**Richiesta A**
Nell'elenco, dalla prima riga fino alla riga che contiene "curve-label: κ^BS = κ^UE = 0.05²" compresa, sostituisci "insight-line" con "insight-text" e riscrivi quelle righe lasciando invariato tutto il resto.

Nota sull’uso dei segni diacritici.
Per non
disorientare il lettore,
ho voluto utilizzare
nella trascrizione degli esempi in dialetto gli
stessi segni diacritici impiegati per il dizionario, anche se la tecnicità
dell’argomento avrebbe richiesto l’uso di alcuni segni più specifici
dell’alfabeto fonetico internazionale come per esempio la [k] per la
/c/
velare, la [j] per
/i/ semivocale, [ts] per
/z/ affricata dentale sorda ecc.. |
Posizione del
dialetto di Gallicchio all’interno dei dialetti della Basilicata (1)
Rainer Bigalke, nell’introduzione al suo Dizionario Dialettale
della Basilicata del 1980 dopo aver distinto in base allo sviluppo delle vocali
toniche latine cinque zone in Basilicata, colloca Gallicchio, insieme ad un
altro gruppo di paesi, nella zona centrale, quella che il filologo
Heinrich Lausberg (1939) aveva definito Vorposten (Avamposto) dopo le sue
inchieste dialettologiche nella parte meridionale della Basilicata del 1937, e
che lo stesso Bigalke aveva esplorato nel 1976 individuando nel dialetto di
questi paesi analogie con il romeno (lo stesso vocalismo di tipo asimmetrico) e
con i prestiti latini dell’Albanese. Sempre secondo Bigalke (1980), però, poiché
nell’antichità la zona calabro-lucana (una delle cinque individuate,
caratterizzata dal vocalismo di tipo sardo) raggiungeva il fiume Sauro e
corrispondeva alla diocesi di Anglona-Tursi, di cui faceva parte Gallicchio,
insieme ad altre localià della zona centrale, i confini ecclesiastici potrebbero
essere identici a quelli linguistici-dialettali. Quindi anche Gallicchio, che
pure fa parte della zona centrale potrebbe rimandarci alla zona
calabro-lucana per la presenza di alcune voci fonologicamente e
morfologicamente tipiche di quest’ultima e addirittura alla zona siciliana
poiché vi troviamo relitti di vocalismo siciliano.
Effettivamente il dialetto di Gallicchio che
dovrebbe avere un vocalismo tonico di tipo romeno così strutturato:
con fusione degli esiti delle vocali latine /Ē/,
/Ĕ/, /Ĭ/ in /e/, e separazione dell’esito di /Ŏ/, /Ō/ in /o/ da quello di /Ŭ/,
/Ū/ in /u/, presenta in molti casi la confluenza della /Ō/ in /u/ tipica del
vocalismo siciliano, per es. CŌDA> cùdë (coda); CŌHORTE> cùrtë
(corte); CŌMPUTARE> cundà (contare); CŌSERE (< CONSUERE)> cùsë
(cucire); CŌPULA>cùcchië , FŌRMA > fùrmë (forma delle scarpe);
FRŌNDE > frùnnë (fronda), NEPŌTE > nëpùtë (nipote) NŌS VŌS>
nùië, vùië (noi, voi); VŌCE> vùcë (voce) ; SŌLA> sùlë
(sola).

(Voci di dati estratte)
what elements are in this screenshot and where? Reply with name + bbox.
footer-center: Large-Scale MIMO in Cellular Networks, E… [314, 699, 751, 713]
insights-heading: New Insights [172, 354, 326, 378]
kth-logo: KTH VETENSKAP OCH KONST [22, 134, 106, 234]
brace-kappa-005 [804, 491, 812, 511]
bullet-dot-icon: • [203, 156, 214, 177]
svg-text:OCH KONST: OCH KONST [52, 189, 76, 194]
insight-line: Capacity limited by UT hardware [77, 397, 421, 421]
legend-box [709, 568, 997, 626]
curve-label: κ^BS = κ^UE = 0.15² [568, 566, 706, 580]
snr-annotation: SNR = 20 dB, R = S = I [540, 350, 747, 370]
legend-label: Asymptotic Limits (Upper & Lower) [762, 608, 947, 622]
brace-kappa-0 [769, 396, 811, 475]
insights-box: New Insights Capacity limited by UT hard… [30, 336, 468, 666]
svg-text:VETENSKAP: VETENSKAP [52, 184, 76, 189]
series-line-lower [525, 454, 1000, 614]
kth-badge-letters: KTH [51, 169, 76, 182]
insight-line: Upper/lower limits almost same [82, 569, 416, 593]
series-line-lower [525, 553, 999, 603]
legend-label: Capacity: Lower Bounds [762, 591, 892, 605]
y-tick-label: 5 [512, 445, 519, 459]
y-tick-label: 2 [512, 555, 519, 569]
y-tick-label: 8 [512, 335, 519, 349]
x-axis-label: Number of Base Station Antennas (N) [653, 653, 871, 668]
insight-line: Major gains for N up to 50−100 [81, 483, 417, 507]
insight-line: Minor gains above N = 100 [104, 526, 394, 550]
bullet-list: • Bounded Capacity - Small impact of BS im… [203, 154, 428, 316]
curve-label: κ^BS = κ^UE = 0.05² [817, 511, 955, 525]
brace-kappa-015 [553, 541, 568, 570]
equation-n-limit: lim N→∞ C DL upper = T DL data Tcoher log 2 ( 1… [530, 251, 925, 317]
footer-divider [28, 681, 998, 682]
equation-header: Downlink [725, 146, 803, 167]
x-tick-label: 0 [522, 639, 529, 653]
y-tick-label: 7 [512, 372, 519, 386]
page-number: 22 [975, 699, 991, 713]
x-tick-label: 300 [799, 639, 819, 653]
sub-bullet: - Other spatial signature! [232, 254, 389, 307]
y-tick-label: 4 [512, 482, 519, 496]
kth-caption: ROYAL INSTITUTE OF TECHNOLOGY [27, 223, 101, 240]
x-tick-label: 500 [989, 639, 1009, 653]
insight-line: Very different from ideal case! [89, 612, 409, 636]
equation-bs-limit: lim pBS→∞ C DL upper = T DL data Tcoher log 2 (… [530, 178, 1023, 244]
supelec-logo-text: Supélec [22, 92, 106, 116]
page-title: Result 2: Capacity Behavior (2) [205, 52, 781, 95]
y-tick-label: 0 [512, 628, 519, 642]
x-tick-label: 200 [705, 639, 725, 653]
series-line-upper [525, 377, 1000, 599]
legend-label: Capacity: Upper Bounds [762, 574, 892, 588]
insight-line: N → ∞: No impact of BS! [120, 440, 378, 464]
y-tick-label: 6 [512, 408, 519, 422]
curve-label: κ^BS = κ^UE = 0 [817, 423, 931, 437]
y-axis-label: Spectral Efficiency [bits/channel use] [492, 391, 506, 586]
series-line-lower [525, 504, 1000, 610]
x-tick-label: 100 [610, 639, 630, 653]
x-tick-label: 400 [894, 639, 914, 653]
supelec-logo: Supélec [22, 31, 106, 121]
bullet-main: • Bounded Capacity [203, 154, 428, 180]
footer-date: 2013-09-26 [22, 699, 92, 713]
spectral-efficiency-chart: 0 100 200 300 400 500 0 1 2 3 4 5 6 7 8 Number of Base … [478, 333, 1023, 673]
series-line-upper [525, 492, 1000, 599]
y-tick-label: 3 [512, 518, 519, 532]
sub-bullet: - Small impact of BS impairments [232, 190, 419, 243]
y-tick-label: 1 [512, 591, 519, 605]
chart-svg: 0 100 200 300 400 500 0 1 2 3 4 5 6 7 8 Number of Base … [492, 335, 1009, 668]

**Richiesta B**
Scrivi il seguito del testo sul dialetto di Gallicchio.

**Soluzione A**
what elements are in this screenshot and where? Reply with name + bbox.
footer-center: Large-Scale MIMO in Cellular Networks, E… [314, 699, 751, 713]
insights-heading: New Insights [172, 354, 326, 378]
kth-logo: KTH VETENSKAP OCH KONST [22, 134, 106, 234]
brace-kappa-005 [804, 491, 812, 511]
bullet-dot-icon: • [203, 156, 214, 177]
svg-text:OCH KONST: OCH KONST [52, 189, 76, 194]
insight-text: Capacity limited by UT hardware [77, 397, 421, 421]
legend-box [709, 568, 997, 626]
curve-label: κ^BS = κ^UE = 0.15² [568, 566, 706, 580]
snr-annotation: SNR = 20 dB, R = S = I [540, 350, 747, 370]
legend-label: Asymptotic Limits (Upper & Lower) [762, 608, 947, 622]
brace-kappa-0 [769, 396, 811, 475]
insights-box: New Insights Capacity limited by UT hard… [30, 336, 468, 666]
svg-text:VETENSKAP: VETENSKAP [52, 184, 76, 189]
series-line-lower [525, 454, 1000, 614]
kth-badge-letters: KTH [51, 169, 76, 182]
insight-text: Upper/lower limits almost same [82, 569, 416, 593]
series-line-lower [525, 553, 999, 603]
legend-label: Capacity: Lower Bounds [762, 591, 892, 605]
y-tick-label: 5 [512, 445, 519, 459]
y-tick-label: 2 [512, 555, 519, 569]
y-tick-label: 8 [512, 335, 519, 349]
x-axis-label: Number of Base Station Antennas (N) [653, 653, 871, 668]
insight-text: Major gains for N up to 50−100 [81, 483, 417, 507]
insight-text: Minor gains above N = 100 [104, 526, 394, 550]
bullet-list: • Bounded Capacity - Small impact of BS im… [203, 154, 428, 316]
curve-label: κ^BS = κ^UE = 0.05² [817, 511, 955, 525]

**Soluzione B**
Il fatto che sia nella zona calabro-lucana
che in quella centrale identiche vocali etimologiche siano andate incontro
a una diversità di esiti e che manchi in queste zone la regolarità fonetica del
sistema arcaico di tipo sardo e di quello di tipo balcanico, è stato evidenziato
da tempo da diversi studiosi. Il sistema vocalico originario, a contatto con il
vocalismo romanzo comune (napoletano) a nord e quello di tipo siciliano a sud,
sembra aver assorbito tutta una serie di innovazioni, soprattutto di tipo
metafonetico, che ne hanno oscurato l’arcaicità.
La
metafonia, come si è già visto, è un’ alterazione fonetica proprio delle vocali
accentate. Il dialetto di Gallicchio conosce una metafonia che chiude le vocali
/Ē/, /Ĭ/ latine, in sillaba aperta, in /i/ e la vocale /Ō/, sempre in sillaba
aperta , in /u/, quando le vocali finali atone finale siano state /-I/ ed /-U/.
Nelle stesse condizioni le vocali toniche latine /Ĕ/ e /Ŏ/ in sillaba aperta
danno luogo rispettivamente ai dittonghi /ìe/ e /ùo/. Nelle forme condizionate
da metafonia gli esiti di /Ē/ e /Ō/ si vanno quindi a confondere con gli esiti
di /Ĭ/ e /Ŭ/, per es. TRAPĒTU> u trappìtë (il frantoio), SĬTULU> u
sìcchiië (il secchio),
VŌTU> u vùtë
(il voto, l’offerta ), NǓCE> a nùcë (la noce).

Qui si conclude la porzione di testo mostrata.